* _Extrait à lire_:

<<<<

Bernard Farcy : « À Longueville, on peut entendre siffler le train… »
Bernard Farcy : « À Longueville, on peut entendre siffler le train… »
La République
Bonjour commissaire !
Commissaire Gibert
Salut La Rep, comment allez-vous ?
La République
Très bien ! Alors comme ça, vous avez troqué le Taxi contre le train ?
Commissaire Gibert
Exactement ! Pour un projet porté par de jeunes cinéastes pleins d'énergie, qui affichent un vrai style.
La République
Il s'agit du court-métrage Monstrus Circus, réalisé par Jordan Inconstant, 29 ans, qui raconte l’histoire d’une troupe de monstres fantastiques qui monte un spectacle pour dépasser les différences. Un drôle de film non ?
Commissaire Gibert
C'est un vrai choix. Jordan a opté pour le fantastique, un genre qui revient un peu à la mode avec notamment Dumbo de Tim Burton et d’autres projets du même type. Il emmène le spectateur dans un monde de joie, de lumière, de musique, de costumes. Un vrai feu d’artifice pour parler d’un thème universel et humain : comment acceptons-nous l’autre ?
La République
Un sujet pourtant vieux comme le monde…
Commissaire Gibert
Malheureusement. Mais avec cette façon de faire, on avance ! On est sur du divertissement et non une leçon de morale. Il n’y a pas de culpabilisation. Le thème du film c’est l’indifférence dans le sens de "l’absence de différence". Le réalisateur utilise un point de vue artistique et non politique ou sociétal. C’est une lecture à la fois humaine et universelle du problème. On parle avant tout d’êtres humains qui ont besoin de considération.

>>>>

* _Objectif indiqué a_: Résumez l'extrait en deux phrases, s'il vous plaît.
L'extrait et les enregistrements proviennent de sources distinctes.

* _Informations affichées_:
<<<<

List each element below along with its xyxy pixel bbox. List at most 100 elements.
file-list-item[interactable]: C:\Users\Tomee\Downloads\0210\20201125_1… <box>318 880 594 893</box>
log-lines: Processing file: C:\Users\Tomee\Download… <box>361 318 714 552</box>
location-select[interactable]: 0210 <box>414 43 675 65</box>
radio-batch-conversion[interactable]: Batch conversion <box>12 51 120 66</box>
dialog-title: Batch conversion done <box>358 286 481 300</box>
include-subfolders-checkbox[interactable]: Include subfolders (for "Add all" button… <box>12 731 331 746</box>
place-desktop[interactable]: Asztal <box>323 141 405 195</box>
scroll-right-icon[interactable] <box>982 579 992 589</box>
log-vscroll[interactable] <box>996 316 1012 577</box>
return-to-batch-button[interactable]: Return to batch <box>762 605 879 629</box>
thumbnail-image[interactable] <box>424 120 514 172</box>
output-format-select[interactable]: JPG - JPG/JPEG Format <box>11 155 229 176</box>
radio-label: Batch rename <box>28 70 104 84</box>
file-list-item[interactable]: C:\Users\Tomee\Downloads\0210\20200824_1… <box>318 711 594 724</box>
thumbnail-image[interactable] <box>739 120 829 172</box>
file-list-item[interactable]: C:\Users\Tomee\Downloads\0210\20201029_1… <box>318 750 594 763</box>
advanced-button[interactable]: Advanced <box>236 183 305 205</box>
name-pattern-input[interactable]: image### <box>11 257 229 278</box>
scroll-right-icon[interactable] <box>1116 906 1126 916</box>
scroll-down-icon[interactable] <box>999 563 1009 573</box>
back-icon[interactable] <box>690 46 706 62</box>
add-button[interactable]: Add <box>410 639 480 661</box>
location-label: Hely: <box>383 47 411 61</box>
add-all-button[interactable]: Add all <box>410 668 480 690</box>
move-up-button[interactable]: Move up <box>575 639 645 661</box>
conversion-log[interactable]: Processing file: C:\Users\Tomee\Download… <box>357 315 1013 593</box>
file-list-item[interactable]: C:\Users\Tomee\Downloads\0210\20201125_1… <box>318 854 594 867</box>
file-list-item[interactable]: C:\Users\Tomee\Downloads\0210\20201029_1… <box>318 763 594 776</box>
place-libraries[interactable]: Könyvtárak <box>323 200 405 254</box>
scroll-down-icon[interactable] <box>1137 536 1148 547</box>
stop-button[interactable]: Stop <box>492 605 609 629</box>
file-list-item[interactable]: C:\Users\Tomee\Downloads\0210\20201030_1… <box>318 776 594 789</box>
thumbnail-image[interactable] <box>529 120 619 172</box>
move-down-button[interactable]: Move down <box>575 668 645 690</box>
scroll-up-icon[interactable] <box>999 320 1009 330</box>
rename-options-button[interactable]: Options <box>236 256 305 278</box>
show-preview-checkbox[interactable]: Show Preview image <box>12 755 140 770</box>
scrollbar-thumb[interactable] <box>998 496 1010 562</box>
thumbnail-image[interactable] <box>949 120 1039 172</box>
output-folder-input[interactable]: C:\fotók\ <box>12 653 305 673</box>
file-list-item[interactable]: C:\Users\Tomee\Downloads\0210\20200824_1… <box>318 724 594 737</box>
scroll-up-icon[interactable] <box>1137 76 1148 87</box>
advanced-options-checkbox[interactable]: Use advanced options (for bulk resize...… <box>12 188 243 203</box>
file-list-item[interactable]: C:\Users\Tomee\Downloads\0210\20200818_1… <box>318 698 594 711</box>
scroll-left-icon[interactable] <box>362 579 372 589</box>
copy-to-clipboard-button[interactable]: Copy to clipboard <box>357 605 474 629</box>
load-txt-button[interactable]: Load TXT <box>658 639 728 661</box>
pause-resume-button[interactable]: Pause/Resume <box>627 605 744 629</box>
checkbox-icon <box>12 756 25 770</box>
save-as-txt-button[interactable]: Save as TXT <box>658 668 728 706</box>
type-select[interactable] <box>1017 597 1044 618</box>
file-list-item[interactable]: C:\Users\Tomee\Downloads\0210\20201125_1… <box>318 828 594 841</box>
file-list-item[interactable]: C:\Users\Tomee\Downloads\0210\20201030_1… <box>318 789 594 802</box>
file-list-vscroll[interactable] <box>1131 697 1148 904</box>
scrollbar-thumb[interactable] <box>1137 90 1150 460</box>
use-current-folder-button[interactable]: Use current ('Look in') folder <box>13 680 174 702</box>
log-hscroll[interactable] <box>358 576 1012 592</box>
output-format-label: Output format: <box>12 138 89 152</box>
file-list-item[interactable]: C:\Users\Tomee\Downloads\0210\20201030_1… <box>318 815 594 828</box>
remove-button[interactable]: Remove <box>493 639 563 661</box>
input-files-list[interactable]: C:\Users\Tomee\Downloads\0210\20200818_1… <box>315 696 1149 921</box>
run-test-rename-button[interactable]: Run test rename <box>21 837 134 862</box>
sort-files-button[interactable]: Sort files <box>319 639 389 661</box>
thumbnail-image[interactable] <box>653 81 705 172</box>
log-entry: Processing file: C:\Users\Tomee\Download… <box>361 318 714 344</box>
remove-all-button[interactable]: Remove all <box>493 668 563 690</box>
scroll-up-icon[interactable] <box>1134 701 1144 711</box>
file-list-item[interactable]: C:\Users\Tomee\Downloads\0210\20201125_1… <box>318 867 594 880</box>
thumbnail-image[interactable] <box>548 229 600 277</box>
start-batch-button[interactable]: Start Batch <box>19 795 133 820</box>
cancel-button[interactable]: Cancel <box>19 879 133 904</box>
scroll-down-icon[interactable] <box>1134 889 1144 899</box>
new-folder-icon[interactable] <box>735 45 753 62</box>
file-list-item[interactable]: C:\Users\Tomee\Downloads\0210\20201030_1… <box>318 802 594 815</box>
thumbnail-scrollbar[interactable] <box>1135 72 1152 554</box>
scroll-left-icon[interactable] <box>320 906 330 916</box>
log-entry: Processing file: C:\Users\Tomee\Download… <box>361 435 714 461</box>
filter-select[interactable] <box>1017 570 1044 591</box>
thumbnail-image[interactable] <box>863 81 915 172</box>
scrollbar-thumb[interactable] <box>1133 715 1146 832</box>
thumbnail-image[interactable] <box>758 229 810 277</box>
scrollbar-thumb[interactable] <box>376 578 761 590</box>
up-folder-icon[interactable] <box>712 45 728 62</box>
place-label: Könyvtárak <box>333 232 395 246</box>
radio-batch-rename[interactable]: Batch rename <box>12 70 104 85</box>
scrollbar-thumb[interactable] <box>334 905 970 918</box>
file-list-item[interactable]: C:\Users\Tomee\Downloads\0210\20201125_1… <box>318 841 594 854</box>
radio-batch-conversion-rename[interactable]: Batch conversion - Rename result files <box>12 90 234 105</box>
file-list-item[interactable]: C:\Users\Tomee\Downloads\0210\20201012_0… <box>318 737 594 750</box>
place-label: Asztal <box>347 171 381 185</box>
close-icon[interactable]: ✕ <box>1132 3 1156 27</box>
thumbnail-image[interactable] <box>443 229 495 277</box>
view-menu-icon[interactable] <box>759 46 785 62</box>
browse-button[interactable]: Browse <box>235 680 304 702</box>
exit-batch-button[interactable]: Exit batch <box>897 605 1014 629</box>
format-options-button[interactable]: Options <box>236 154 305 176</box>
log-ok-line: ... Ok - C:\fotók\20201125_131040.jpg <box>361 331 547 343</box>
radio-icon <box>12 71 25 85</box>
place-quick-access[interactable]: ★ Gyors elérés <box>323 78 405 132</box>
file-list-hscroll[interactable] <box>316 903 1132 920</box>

>>>>

* _Objectif indiqué b_: Recopiez mot pour mot les enregistrements, depuis leur début jusqu'à la ligne contenant "scroll-right-icon[interactable] <box>982 579", celle-ci incluse.

* _Réponse correcte a_: Interrogé par La République, le commissaire Gibert présente le court-métrage Monstrus Circus, réalisé par Jordan Inconstant, 29 ans, qui raconte l'histoire d'une troupe de monstres fantastiques montant un spectacle pour dépasser les différences. Il y voit un divertissement fantastique plein de joie, de lumière, de musique et de costumes, sans leçon de morale ni culpabilisation, qui traite d'un thème universel et humain : comment accepter l'autre.

* _Réponse correcte b_:
List each element below along with its xyxy pixel bbox. List at most 100 elements.
file-list-item[interactable]: C:\Users\Tomee\Downloads\0210\20201125_1… <box>318 880 594 893</box>
log-lines: Processing file: C:\Users\Tomee\Download… <box>361 318 714 552</box>
location-select[interactable]: 0210 <box>414 43 675 65</box>
radio-batch-conversion[interactable]: Batch conversion <box>12 51 120 66</box>
dialog-title: Batch conversion done <box>358 286 481 300</box>
include-subfolders-checkbox[interactable]: Include subfolders (for "Add all" button… <box>12 731 331 746</box>
place-desktop[interactable]: Asztal <box>323 141 405 195</box>
scroll-right-icon[interactable] <box>982 579 992 589</box>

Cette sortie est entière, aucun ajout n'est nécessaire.